• [Job]:
Leave out the images; return the rest of the data exactly.

***

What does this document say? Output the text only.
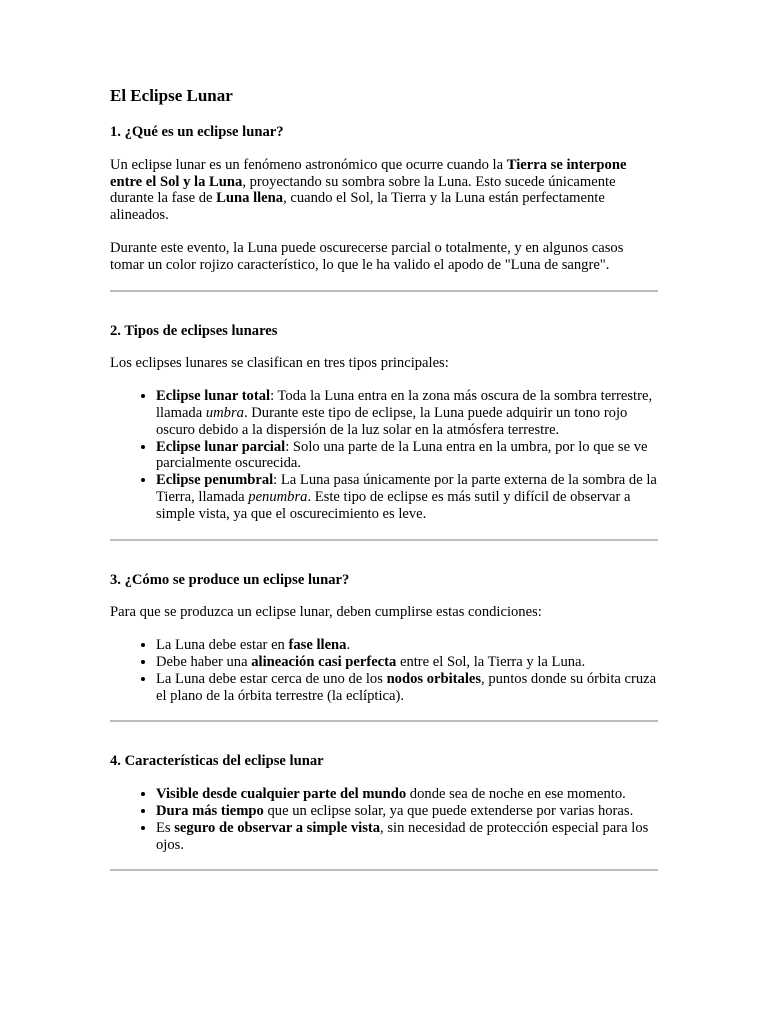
El Eclipse Lunar
1. ¿Qué es un eclipse lunar?

Un eclipse lunar es un fenómeno astronómico que ocurre cuando la Tierra se interpone entre el Sol y la Luna, proyectando su sombra sobre la Luna. Esto sucede únicamente durante la fase de Luna llena, cuando el Sol, la Tierra y la Luna están perfectamente alineados.

Durante este evento, la Luna puede oscurecerse parcial o totalmente, y en algunos casos tomar un color rojizo característico, lo que le ha valido el apodo de "Luna de sangre".

2. Tipos de eclipses lunares

Los eclipses lunares se clasifican en tres tipos principales:

• Eclipse lunar total: Toda la Luna entra en la zona más oscura de la sombra terrestre, llamada umbra. Durante este tipo de eclipse, la Luna puede adquirir un tono rojo oscuro debido a la dispersión de la luz solar en la atmósfera terrestre.
• Eclipse lunar parcial: Solo una parte de la Luna entra en la umbra, por lo que se ve parcialmente oscurecida.
• Eclipse penumbral: La Luna pasa únicamente por la parte externa de la sombra de la Tierra, llamada penumbra. Este tipo de eclipse es más sutil y difícil de observar a simple vista, ya que el oscurecimiento es leve.
3. ¿Cómo se produce un eclipse lunar?

Para que se produzca un eclipse lunar, deben cumplirse estas condiciones:

• La Luna debe estar en fase llena.
• Debe haber una alineación casi perfecta entre el Sol, la Tierra y la Luna.
• La Luna debe estar cerca de uno de los nodos orbitales, puntos donde su órbita cruza el plano de la órbita terrestre (la eclíptica).
4. Características del eclipse lunar
• Visible desde cualquier parte del mundo donde sea de noche en ese momento.
• Dura más tiempo que un eclipse solar, ya que puede extenderse por varias horas.
• Es seguro de observar a simple vista, sin necesidad de protección especial para los ojos.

***

• [Response]:
What does this document say? Output the text only.
El Eclipse Lunar
1. ¿Qué es un eclipse lunar?

Un eclipse lunar es un fenómeno astronómico que ocurre cuando la Tierra se interpone entre el Sol y la Luna, proyectando su sombra sobre la Luna. Esto sucede únicamente durante la fase de Luna llena, cuando el Sol, la Tierra y la Luna están perfectamente alineados.

Durante este evento, la Luna puede oscurecerse parcial o totalmente, y en algunos casos tomar un color rojizo característico, lo que le ha valido el apodo de "Luna de sangre".

2. Tipos de eclipses lunares

Los eclipses lunares se clasifican en tres tipos principales:

• Eclipse lunar total: Toda la Luna entra en la zona más oscura de la sombra terrestre, llamada umbra. Durante este tipo de eclipse, la Luna puede adquirir un tono rojo oscuro debido a la dispersión de la luz solar en la atmósfera terrestre.
• Eclipse lunar parcial: Solo una parte de la Luna entra en la umbra, por lo que se ve parcialmente oscurecida.
• Eclipse penumbral: La Luna pasa únicamente por la parte externa de la sombra de la Tierra, llamada penumbra. Este tipo de eclipse es más sutil y difícil de observar a simple vista, ya que el oscurecimiento es leve.
3. ¿Cómo se produce un eclipse lunar?

Para que se produzca un eclipse lunar, deben cumplirse estas condiciones:

• La Luna debe estar en fase llena.
• Debe haber una alineación casi perfecta entre el Sol, la Tierra y la Luna.
• La Luna debe estar cerca de uno de los nodos orbitales, puntos donde su órbita cruza el plano de la órbita terrestre (la eclíptica).
4. Características del eclipse lunar
• Visible desde cualquier parte del mundo donde sea de noche en ese momento.
• Dura más tiempo que un eclipse solar, ya que puede extenderse por varias horas.
• Es seguro de observar a simple vista, sin necesidad de protección especial para los ojos.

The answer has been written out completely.